▸ Material provided
········

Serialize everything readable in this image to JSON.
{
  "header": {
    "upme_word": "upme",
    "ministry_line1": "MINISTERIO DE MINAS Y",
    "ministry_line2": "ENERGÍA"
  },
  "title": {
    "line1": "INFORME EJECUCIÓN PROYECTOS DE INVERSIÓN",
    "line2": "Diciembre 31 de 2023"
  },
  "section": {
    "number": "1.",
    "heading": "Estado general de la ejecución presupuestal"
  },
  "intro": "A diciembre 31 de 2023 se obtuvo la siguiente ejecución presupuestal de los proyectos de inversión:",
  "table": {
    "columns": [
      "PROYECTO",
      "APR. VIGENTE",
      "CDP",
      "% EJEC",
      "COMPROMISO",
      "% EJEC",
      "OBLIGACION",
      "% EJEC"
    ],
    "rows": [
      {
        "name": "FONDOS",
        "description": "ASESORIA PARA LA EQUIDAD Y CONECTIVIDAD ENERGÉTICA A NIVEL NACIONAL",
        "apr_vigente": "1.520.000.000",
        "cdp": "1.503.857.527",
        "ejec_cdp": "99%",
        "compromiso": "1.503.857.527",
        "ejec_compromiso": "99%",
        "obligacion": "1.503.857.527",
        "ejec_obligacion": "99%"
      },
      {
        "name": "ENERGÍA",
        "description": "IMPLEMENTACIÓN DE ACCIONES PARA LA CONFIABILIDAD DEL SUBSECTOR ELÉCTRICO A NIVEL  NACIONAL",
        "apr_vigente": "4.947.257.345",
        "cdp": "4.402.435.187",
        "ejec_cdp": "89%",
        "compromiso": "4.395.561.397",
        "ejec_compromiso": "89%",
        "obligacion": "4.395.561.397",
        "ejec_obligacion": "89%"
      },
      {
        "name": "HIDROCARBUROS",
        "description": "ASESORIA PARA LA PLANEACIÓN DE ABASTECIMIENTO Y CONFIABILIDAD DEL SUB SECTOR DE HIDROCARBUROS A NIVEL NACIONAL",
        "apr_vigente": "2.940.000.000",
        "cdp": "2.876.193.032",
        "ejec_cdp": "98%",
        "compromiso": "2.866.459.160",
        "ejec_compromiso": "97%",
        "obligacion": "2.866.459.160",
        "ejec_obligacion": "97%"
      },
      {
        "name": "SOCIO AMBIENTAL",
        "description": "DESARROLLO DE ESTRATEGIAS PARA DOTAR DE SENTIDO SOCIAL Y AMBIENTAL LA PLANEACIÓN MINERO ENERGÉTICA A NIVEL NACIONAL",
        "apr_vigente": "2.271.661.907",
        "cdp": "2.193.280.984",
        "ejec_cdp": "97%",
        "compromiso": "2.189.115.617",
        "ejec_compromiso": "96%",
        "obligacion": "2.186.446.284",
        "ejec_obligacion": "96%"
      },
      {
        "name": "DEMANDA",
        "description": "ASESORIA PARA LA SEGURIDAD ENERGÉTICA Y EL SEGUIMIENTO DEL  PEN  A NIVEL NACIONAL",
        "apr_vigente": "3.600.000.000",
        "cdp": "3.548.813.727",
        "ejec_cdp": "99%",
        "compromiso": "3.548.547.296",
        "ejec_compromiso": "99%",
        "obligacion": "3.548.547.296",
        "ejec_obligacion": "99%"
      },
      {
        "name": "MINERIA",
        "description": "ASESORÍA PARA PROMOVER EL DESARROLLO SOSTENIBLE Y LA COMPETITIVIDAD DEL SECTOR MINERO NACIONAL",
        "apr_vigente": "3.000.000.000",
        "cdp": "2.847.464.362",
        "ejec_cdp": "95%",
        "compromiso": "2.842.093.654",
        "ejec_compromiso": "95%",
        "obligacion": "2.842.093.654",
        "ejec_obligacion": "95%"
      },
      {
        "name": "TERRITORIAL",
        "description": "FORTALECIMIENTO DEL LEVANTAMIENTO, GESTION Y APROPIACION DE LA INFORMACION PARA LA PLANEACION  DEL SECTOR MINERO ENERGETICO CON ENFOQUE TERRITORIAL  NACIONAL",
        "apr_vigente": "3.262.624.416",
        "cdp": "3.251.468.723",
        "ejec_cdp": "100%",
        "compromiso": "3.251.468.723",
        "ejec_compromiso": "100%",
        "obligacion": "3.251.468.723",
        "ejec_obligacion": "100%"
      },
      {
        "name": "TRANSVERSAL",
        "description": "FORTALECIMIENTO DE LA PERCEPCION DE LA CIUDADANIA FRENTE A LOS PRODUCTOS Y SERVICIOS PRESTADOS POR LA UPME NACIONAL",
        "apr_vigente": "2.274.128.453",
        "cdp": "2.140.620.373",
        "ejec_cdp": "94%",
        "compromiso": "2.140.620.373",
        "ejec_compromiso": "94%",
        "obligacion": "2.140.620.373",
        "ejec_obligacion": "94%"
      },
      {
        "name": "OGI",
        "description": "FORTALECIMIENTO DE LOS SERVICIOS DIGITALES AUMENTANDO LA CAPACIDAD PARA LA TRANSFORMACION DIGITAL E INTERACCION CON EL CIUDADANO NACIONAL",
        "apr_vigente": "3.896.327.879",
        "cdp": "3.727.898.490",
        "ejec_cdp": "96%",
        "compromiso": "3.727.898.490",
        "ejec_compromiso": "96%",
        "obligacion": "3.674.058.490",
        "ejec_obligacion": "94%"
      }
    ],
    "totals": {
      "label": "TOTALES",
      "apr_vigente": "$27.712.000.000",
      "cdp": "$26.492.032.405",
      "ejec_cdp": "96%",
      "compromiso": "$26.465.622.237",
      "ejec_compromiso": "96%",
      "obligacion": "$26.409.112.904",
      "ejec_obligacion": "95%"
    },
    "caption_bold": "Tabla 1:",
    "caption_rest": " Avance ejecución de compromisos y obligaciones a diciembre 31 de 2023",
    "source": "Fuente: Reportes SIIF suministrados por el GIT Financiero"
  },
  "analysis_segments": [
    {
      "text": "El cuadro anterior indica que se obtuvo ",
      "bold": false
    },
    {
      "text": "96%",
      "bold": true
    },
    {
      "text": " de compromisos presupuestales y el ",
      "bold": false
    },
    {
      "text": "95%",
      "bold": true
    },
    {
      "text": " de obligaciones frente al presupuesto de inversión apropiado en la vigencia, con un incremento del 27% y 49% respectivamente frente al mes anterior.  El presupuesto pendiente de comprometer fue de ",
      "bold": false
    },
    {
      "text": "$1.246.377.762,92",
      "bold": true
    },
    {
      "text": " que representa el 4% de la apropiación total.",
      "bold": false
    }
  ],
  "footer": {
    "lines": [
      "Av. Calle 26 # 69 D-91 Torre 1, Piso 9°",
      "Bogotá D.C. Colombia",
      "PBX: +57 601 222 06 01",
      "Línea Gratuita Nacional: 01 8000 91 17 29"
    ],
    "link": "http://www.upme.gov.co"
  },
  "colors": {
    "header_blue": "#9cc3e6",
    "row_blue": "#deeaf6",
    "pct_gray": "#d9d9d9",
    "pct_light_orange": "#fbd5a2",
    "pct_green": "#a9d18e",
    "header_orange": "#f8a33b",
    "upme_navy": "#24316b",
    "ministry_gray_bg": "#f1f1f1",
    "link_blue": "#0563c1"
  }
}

········

▸ Aim
Send back each record exactly as it stands.

▸ Final result
Serialize everything readable in this image to JSON.
{
  "header": {
    "upme_word": "upme",
    "ministry_line1": "MINISTERIO DE MINAS Y",
    "ministry_line2": "ENERGÍA"
  },
  "title": {
    "line1": "INFORME EJECUCIÓN PROYECTOS DE INVERSIÓN",
    "line2": "Diciembre 31 de 2023"
  },
  "section": {
    "number": "1.",
    "heading": "Estado general de la ejecución presupuestal"
  },
  "intro": "A diciembre 31 de 2023 se obtuvo la siguiente ejecución presupuestal de los proyectos de inversión:",
  "table": {
    "columns": [
      "PROYECTO",
      "APR. VIGENTE",
      "CDP",
      "% EJEC",
      "COMPROMISO",
      "% EJEC",
      "OBLIGACION",
      "% EJEC"
    ],
    "rows": [
      {
        "name": "FONDOS",
        "description": "ASESORIA PARA LA EQUIDAD Y CONECTIVIDAD ENERGÉTICA A NIVEL NACIONAL",
        "apr_vigente": "1.520.000.000",
        "cdp": "1.503.857.527",
        "ejec_cdp": "99%",
        "compromiso": "1.503.857.527",
        "ejec_compromiso": "99%",
        "obligacion": "1.503.857.527",
        "ejec_obligacion": "99%"
      },
      {
        "name": "ENERGÍA",
        "description": "IMPLEMENTACIÓN DE ACCIONES PARA LA CONFIABILIDAD DEL SUBSECTOR ELÉCTRICO A NIVEL  NACIONAL",
        "apr_vigente": "4.947.257.345",
        "cdp": "4.402.435.187",
        "ejec_cdp": "89%",
        "compromiso": "4.395.561.397",
        "ejec_compromiso": "89%",
        "obligacion": "4.395.561.397",
        "ejec_obligacion": "89%"
      },
      {
        "name": "HIDROCARBUROS",
        "description": "ASESORIA PARA LA PLANEACIÓN DE ABASTECIMIENTO Y CONFIABILIDAD DEL SUB SECTOR DE HIDROCARBUROS A NIVEL NACIONAL",
        "apr_vigente": "2.940.000.000",
        "cdp": "2.876.193.032",
        "ejec_cdp": "98%",
        "compromiso": "2.866.459.160",
        "ejec_compromiso": "97%",
        "obligacion": "2.866.459.160",
        "ejec_obligacion": "97%"
      },
      {
        "name": "SOCIO AMBIENTAL",
        "description": "DESARROLLO DE ESTRATEGIAS PARA DOTAR DE SENTIDO SOCIAL Y AMBIENTAL LA PLANEACIÓN MINERO ENERGÉTICA A NIVEL NACIONAL",
        "apr_vigente": "2.271.661.907",
        "cdp": "2.193.280.984",
        "ejec_cdp": "97%",
        "compromiso": "2.189.115.617",
        "ejec_compromiso": "96%",
        "obligacion": "2.186.446.284",
        "ejec_obligacion": "96%"
      },
      {
        "name": "DEMANDA",
        "description": "ASESORIA PARA LA SEGURIDAD ENERGÉTICA Y EL SEGUIMIENTO DEL  PEN  A NIVEL NACIONAL",
        "apr_vigente": "3.600.000.000",
        "cdp": "3.548.813.727",
        "ejec_cdp": "99%",
        "compromiso": "3.548.547.296",
        "ejec_compromiso": "99%",
        "obligacion": "3.548.547.296",
        "ejec_obligacion": "99%"
      },
      {
        "name": "MINERIA",
        "description": "ASESORÍA PARA PROMOVER EL DESARROLLO SOSTENIBLE Y LA COMPETITIVIDAD DEL SECTOR MINERO NACIONAL",
        "apr_vigente": "3.000.000.000",
        "cdp": "2.847.464.362",
        "ejec_cdp": "95%",
        "compromiso": "2.842.093.654",
        "ejec_compromiso": "95%",
        "obligacion": "2.842.093.654",
        "ejec_obligacion": "95%"
      },
      {
        "name": "TERRITORIAL",
        "description": "FORTALECIMIENTO DEL LEVANTAMIENTO, GESTION Y APROPIACION DE LA INFORMACION PARA LA PLANEACION  DEL SECTOR MINERO ENERGETICO CON ENFOQUE TERRITORIAL  NACIONAL",
        "apr_vigente": "3.262.624.416",
        "cdp": "3.251.468.723",
        "ejec_cdp": "100%",
        "compromiso": "3.251.468.723",
        "ejec_compromiso": "100%",
        "obligacion": "3.251.468.723",
        "ejec_obligacion": "100%"
      },
      {
        "name": "TRANSVERSAL",
        "description": "FORTALECIMIENTO DE LA PERCEPCION DE LA CIUDADANIA FRENTE A LOS PRODUCTOS Y SERVICIOS PRESTADOS POR LA UPME NACIONAL",
        "apr_vigente": "2.274.128.453",
        "cdp": "2.140.620.373",
        "ejec_cdp": "94%",
        "compromiso": "2.140.620.373",
        "ejec_compromiso": "94%",
        "obligacion": "2.140.620.373",
        "ejec_obligacion": "94%"
      },
      {
        "name": "OGI",
        "description": "FORTALECIMIENTO DE LOS SERVICIOS DIGITALES AUMENTANDO LA CAPACIDAD PARA LA TRANSFORMACION DIGITAL E INTERACCION CON EL CIUDADANO NACIONAL",
        "apr_vigente": "3.896.327.879",
        "cdp": "3.727.898.490",
        "ejec_cdp": "96%",
        "compromiso": "3.727.898.490",
        "ejec_compromiso": "96%",
        "obligacion": "3.674.058.490",
        "ejec_obligacion": "94%"
      }
    ],
    "totals": {
      "label": "TOTALES",
      "apr_vigente": "$27.712.000.000",
      "cdp": "$26.492.032.405",
      "ejec_cdp": "96%",
      "compromiso": "$26.465.622.237",
      "ejec_compromiso": "96%",
      "obligacion": "$26.409.112.904",
      "ejec_obligacion": "95%"
    },
    "caption_bold": "Tabla 1:",
    "caption_rest": " Avance ejecución de compromisos y obligaciones a diciembre 31 de 2023",
    "source": "Fuente: Reportes SIIF suministrados por el GIT Financiero"
  },
  "analysis_segments": [
    {
      "text": "El cuadro anterior indica que se obtuvo ",
      "bold": false
    },
    {
      "text": "96%",
      "bold": true
    },
    {
      "text": " de compromisos presupuestales y el ",
      "bold": false
    },
    {
      "text": "95%",
      "bold": true
    },
    {
      "text": " de obligaciones frente al presupuesto de inversión apropiado en la vigencia, con un incremento del 27% y 49% respectivamente frente al mes anterior.  El presupuesto pendiente de comprometer fue de ",
      "bold": false
    },
    {
      "text": "$1.246.377.762,92",
      "bold": true
    },
    {
      "text": " que representa el 4% de la apropiación total.",
      "bold": false
    }
  ],
  "footer": {
    "lines": [
      "Av. Calle 26 # 69 D-91 Torre 1, Piso 9°",
      "Bogotá D.C. Colombia",
      "PBX: +57 601 222 06 01",
      "Línea Gratuita Nacional: 01 8000 91 17 29"
    ],
    "link": "http://www.upme.gov.co"
  },
  "colors": {
    "header_blue": "#9cc3e6",
    "row_blue": "#deeaf6",
    "pct_gray": "#d9d9d9",
    "pct_light_orange": "#fbd5a2",
    "pct_green": "#a9d18e",
    "header_orange": "#f8a33b",
    "upme_navy": "#24316b",
    "ministry_gray_bg": "#f1f1f1",
    "link_blue": "#0563c1"
  }
}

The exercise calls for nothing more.